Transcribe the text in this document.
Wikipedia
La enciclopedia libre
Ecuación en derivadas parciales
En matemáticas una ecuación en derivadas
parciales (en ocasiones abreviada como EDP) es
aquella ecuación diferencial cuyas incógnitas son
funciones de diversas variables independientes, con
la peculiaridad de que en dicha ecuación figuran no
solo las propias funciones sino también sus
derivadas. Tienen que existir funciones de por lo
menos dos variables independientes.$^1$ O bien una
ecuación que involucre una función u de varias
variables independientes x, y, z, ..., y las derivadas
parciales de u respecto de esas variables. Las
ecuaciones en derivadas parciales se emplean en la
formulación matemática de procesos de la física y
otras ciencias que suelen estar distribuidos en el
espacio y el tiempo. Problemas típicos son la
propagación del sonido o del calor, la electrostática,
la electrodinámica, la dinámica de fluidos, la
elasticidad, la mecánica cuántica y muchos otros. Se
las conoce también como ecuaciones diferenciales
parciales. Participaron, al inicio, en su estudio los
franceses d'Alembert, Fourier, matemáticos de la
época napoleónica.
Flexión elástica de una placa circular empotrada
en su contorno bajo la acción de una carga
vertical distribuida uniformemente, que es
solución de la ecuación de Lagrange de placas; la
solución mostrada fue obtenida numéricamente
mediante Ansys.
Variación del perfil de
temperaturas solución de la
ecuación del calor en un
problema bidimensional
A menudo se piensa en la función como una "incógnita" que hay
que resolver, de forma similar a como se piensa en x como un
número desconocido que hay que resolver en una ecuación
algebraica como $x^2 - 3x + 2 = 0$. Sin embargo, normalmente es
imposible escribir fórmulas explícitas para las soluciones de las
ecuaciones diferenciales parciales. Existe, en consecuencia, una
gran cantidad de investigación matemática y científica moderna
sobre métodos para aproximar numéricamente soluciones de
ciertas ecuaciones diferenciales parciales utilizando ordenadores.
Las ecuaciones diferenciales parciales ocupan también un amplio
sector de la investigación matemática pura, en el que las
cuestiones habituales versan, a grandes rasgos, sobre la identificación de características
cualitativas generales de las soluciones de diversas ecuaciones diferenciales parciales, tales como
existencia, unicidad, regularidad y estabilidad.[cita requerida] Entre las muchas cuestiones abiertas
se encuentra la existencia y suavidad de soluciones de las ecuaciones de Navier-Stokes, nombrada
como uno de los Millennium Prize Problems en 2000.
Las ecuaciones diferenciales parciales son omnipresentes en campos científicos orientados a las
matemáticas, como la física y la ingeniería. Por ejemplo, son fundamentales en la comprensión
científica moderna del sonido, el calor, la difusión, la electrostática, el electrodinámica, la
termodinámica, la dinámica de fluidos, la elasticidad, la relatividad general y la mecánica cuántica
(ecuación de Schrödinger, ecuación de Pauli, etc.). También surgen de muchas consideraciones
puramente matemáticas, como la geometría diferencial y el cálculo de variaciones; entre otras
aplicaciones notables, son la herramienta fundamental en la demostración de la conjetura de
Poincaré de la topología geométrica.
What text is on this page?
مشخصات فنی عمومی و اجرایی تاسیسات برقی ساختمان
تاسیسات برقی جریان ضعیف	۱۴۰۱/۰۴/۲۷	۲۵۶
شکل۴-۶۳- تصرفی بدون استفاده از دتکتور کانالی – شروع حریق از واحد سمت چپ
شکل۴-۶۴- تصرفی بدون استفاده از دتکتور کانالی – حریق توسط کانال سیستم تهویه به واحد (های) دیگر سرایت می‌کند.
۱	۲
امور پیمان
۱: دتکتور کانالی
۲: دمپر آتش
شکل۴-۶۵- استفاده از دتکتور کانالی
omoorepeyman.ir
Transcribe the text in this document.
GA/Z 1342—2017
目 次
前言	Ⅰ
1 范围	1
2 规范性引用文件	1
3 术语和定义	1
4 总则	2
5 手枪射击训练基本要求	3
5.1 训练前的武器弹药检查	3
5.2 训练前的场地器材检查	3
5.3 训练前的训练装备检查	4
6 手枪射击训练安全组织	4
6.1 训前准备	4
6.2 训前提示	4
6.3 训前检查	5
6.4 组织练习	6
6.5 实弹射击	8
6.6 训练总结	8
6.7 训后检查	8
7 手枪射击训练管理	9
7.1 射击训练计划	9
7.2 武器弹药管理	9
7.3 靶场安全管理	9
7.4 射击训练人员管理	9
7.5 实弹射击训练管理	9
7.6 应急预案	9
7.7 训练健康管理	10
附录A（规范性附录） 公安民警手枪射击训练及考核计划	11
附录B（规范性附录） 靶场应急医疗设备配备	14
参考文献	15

**What you need to do**
Write out the entire listing exactly.

**Task result**
Transcribe the text in this document.
Wikipedia
La enciclopedia libre
Ecuación en derivadas parciales
En matemáticas una ecuación en derivadas
parciales (en ocasiones abreviada como EDP) es
aquella ecuación diferencial cuyas incógnitas son
funciones de diversas variables independientes, con
la peculiaridad de que en dicha ecuación figuran no
solo las propias funciones sino también sus
derivadas. Tienen que existir funciones de por lo
menos dos variables independientes.$^1$ O bien una
ecuación que involucre una función u de varias
variables independientes x, y, z, ..., y las derivadas
parciales de u respecto de esas variables. Las
ecuaciones en derivadas parciales se emplean en la
formulación matemática de procesos de la física y
otras ciencias que suelen estar distribuidos en el
espacio y el tiempo. Problemas típicos son la
propagación del sonido o del calor, la electrostática,
la electrodinámica, la dinámica de fluidos, la
elasticidad, la mecánica cuántica y muchos otros. Se
las conoce también como ecuaciones diferenciales
parciales. Participaron, al inicio, en su estudio los
franceses d'Alembert, Fourier, matemáticos de la
época napoleónica.
Flexión elástica de una placa circular empotrada
en su contorno bajo la acción de una carga
vertical distribuida uniformemente, que es
solución de la ecuación de Lagrange de placas; la
solución mostrada fue obtenida numéricamente
mediante Ansys.
Variación del perfil de
temperaturas solución de la
ecuación del calor en un
problema bidimensional
A menudo se piensa en la función como una "incógnita" que hay
que resolver, de forma similar a como se piensa en x como un
número desconocido que hay que resolver en una ecuación
algebraica como $x^2 - 3x + 2 = 0$. Sin embargo, normalmente es
imposible escribir fórmulas explícitas para las soluciones de las
ecuaciones diferenciales parciales. Existe, en consecuencia, una
gran cantidad de investigación matemática y científica moderna
sobre métodos para aproximar numéricamente soluciones de
ciertas ecuaciones diferenciales parciales utilizando ordenadores.
Las ecuaciones diferenciales parciales ocupan también un amplio
sector de la investigación matemática pura, en el que las
cuestiones habituales versan, a grandes rasgos, sobre la identificación de características
cualitativas generales de las soluciones de diversas ecuaciones diferenciales parciales, tales como
existencia, unicidad, regularidad y estabilidad.[cita requerida] Entre las muchas cuestiones abiertas
se encuentra la existencia y suavidad de soluciones de las ecuaciones de Navier-Stokes, nombrada
como uno de los Millennium Prize Problems en 2000.
Las ecuaciones diferenciales parciales son omnipresentes en campos científicos orientados a las
matemáticas, como la física y la ingeniería. Por ejemplo, son fundamentales en la comprensión
científica moderna del sonido, el calor, la difusión, la electrostática, el electrodinámica, la
termodinámica, la dinámica de fluidos, la elasticidad, la relatividad general y la mecánica cuántica
(ecuación de Schrödinger, ecuación de Pauli, etc.). También surgen de muchas consideraciones
puramente matemáticas, como la geometría diferencial y el cálculo de variaciones; entre otras
aplicaciones notables, son la herramienta fundamental en la demostración de la conjetura de
Poincaré de la topología geométrica.
What text is on this page?
مشخصات فنی عمومی و اجرایی تاسیسات برقی ساختمان
تاسیسات برقی جریان ضعیف	۱۴۰۱/۰۴/۲۷	۲۵۶
شکل۴-۶۳- تصرفی بدون استفاده از دتکتور کانالی – شروع حریق از واحد سمت چپ
شکل۴-۶۴- تصرفی بدون استفاده از دتکتور کانالی – حریق توسط کانال سیستم تهویه به واحد (های) دیگر سرایت می‌کند.
۱	۲
امور پیمان
۱: دتکتور کانالی
۲: دمپر آتش
شکل۴-۶۵- استفاده از دتکتور کانالی
omoorepeyman.ir
Transcribe the text in this document.
GA/Z 1342—2017
目 次
前言	Ⅰ
1 范围	1
2 规范性引用文件	1
3 术语和定义	1
4 总则	2
5 手枪射击训练基本要求	3
5.1 训练前的武器弹药检查	3
5.2 训练前的场地器材检查	3
5.3 训练前的训练装备检查	4
6 手枪射击训练安全组织	4
6.1 训前准备	4
6.2 训前提示	4
6.3 训前检查	5
6.4 组织练习	6
6.5 实弹射击	8
6.6 训练总结	8
6.7 训后检查	8
7 手枪射击训练管理	9
7.1 射击训练计划	9
7.2 武器弹药管理	9
7.3 靶场安全管理	9
7.4 射击训练人员管理	9
7.5 实弹射击训练管理	9
7.6 应急预案	9
7.7 训练健康管理	10
附录A（规范性附录） 公安民警手枪射击训练及考核计划	11
附录B（规范性附录） 靶场应急医疗设备配备	14
参考文献	15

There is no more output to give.